What is required: Find every line in the records that holds the string "this". Copy each one.

Raw data:
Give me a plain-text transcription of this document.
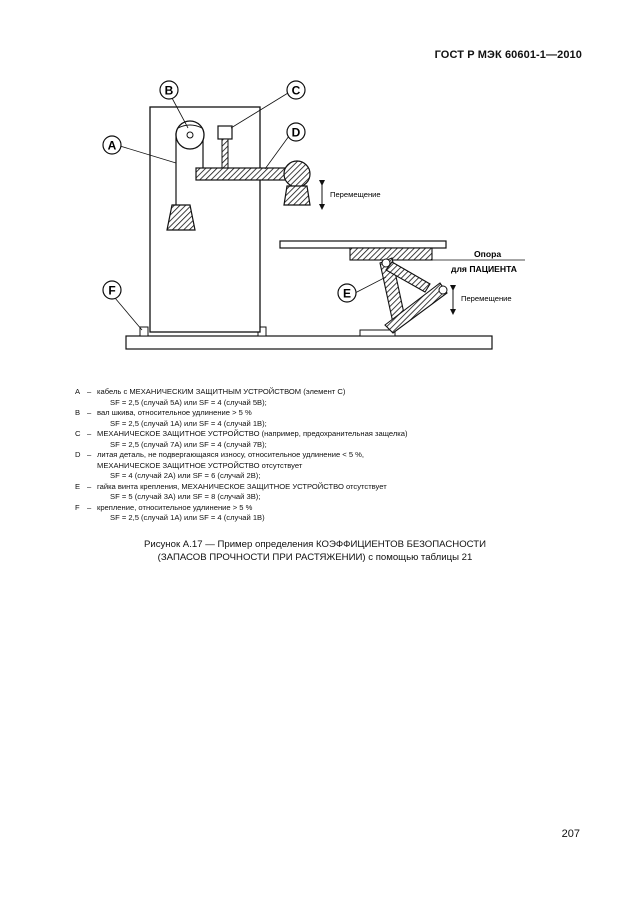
ГОСТ Р МЭК 60601-1—2010
A
B	C
D
E
F
Перемещение
Перемещение
Опора
для ПАЦИЕНТА
A – кабель с МЕХАНИЧЕСКИМ ЗАЩИТНЫМ УСТРОЙСТВОМ (элемент С)
SF = 2,5 (случай 5А) или SF = 4 (случай 5В);
B – вал шкива, относительное удлинение > 5 %
SF = 2,5 (случай 1А) или SF = 4 (случай 1В);
C – МЕХАНИЧЕСКОЕ ЗАЩИТНОЕ УСТРОЙСТВО (например, предохранительная защелка)
SF = 2,5 (случай 7А) или SF = 4 (случай 7В);
D – литая деталь, не подвергающаяся износу, относительное удлинение < 5 %,
МЕХАНИЧЕСКОЕ ЗАЩИТНОЕ УСТРОЙСТВО отсутствует
SF = 4 (случай 2А) или SF = 6 (случай 2В);
E – гайка винта крепления, МЕХАНИЧЕСКОЕ ЗАЩИТНОЕ УСТРОЙСТВО отсутствует
SF = 5 (случай 3А) или SF = 8 (случай 3В);
F – крепление, относительное удлинение > 5 %
SF = 2,5 (случай 1А) или SF = 4 (случай 1В)
Рисунок А.17 — Пример определения КОЭФФИЦИЕНТОВ БЕЗОПАСНОСТИ
(ЗАПАСОВ ПРОЧНОСТИ ПРИ РАСТЯЖЕНИИ) с помощью таблицы 21
207
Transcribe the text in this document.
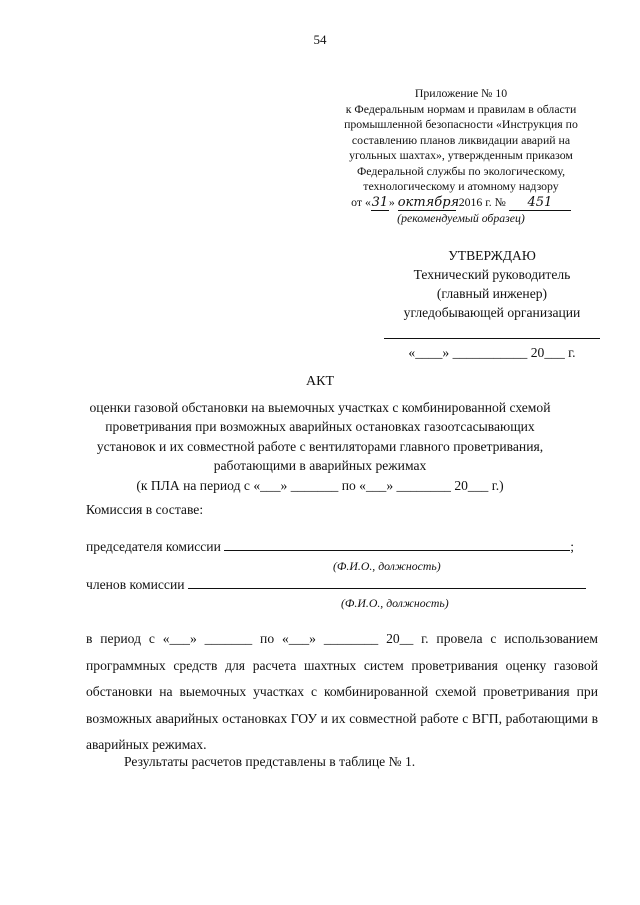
54
Приложение № 10
к Федеральным нормам и правилам в области
промышленной безопасности «Инструкция по
составлению планов ликвидации аварий на
угольных шахтах», утвержденным приказом
Федеральной службы по экологическому,
технологическому и атомному надзору
от «31» октября 2016 г. № 451
(рекомендуемый образец)
УТВЕРЖДАЮ
Технический руководитель
(главный инженер)
угледобывающей организации
«____» ___________ 20___ г.
АКТ
оценки газовой обстановки на выемочных участках с комбинированной схемой
проветривания при возможных аварийных остановках газоотсасывающих
установок и их совместной работе с вентиляторами главного проветривания,
работающими в аварийных режимах
(к ПЛА на период с «___» _______ по «___» ________ 20___ г.)
Комиссия в составе:
председателя комиссии	;
(Ф.И.О., должность)
членов комиссии
(Ф.И.О., должность)
в период с «___» _______ по «___» ________ 20__ г. провела с использованием программных средств для расчета шахтных систем проветривания оценку газовой обстановки на выемочных участках с комбинированной схемой проветривания при возможных аварийных остановках ГОУ и их совместной работе с ВГП, работающими в аварийных режимах.
Результаты расчетов представлены в таблице № 1.
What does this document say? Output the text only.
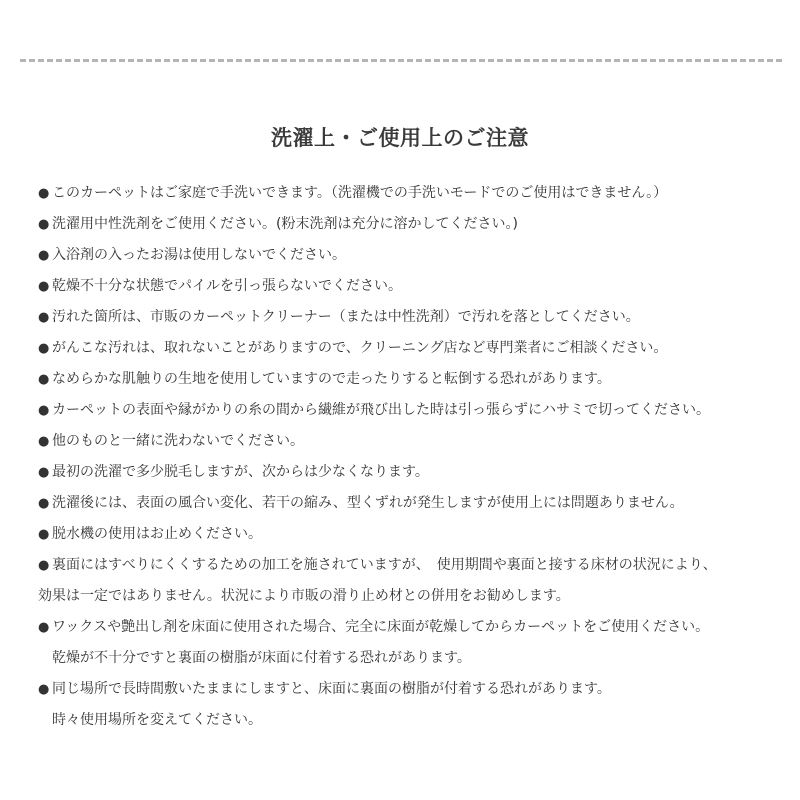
洗濯上・ご使用上のご注意
● このカーペットはご家庭で手洗いできます。（洗濯機での手洗いモードでのご使用はできません。）
● 洗濯用中性洗剤をご使用ください。(粉末洗剤は充分に溶かしてください。)
● 入浴剤の入ったお湯は使用しないでください。
● 乾燥不十分な状態でパイルを引っ張らないでください。
● 汚れた箇所は、市販のカーペットクリーナー（または中性洗剤）で汚れを落としてください。
● がんこな汚れは、取れないことがありますので、クリーニング店など専門業者にご相談ください。
● なめらかな肌触りの生地を使用していますので走ったりすると転倒する恐れがあります。
● カーペットの表面や縁がかりの糸の間から繊維が飛び出した時は引っ張らずにハサミで切ってください。
● 他のものと一緒に洗わないでください。
● 最初の洗濯で多少脱毛しますが、次からは少なくなります。
● 洗濯後には、表面の風合い変化、若干の縮み、型くずれが発生しますが使用上には問題ありません。
● 脱水機の使用はお止めください。
● 裏面にはすべりにくくするための加工を施されていますが、　使用期間や裏面と接する床材の状況により、
効果は一定ではありません。状況により市販の滑り止め材との併用をお勧めします。
● ワックスや艶出し剤を床面に使用された場合、完全に床面が乾燥してからカーペットをご使用ください。
乾燥が不十分ですと裏面の樹脂が床面に付着する恐れがあります。
● 同じ場所で長時間敷いたままにしますと、床面に裏面の樹脂が付着する恐れがあります。
時々使用場所を変えてください。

Exercise response:
Give me a plain-text transcription of this document.
Transcribe the text in this document.
What does this document say? Output the text only.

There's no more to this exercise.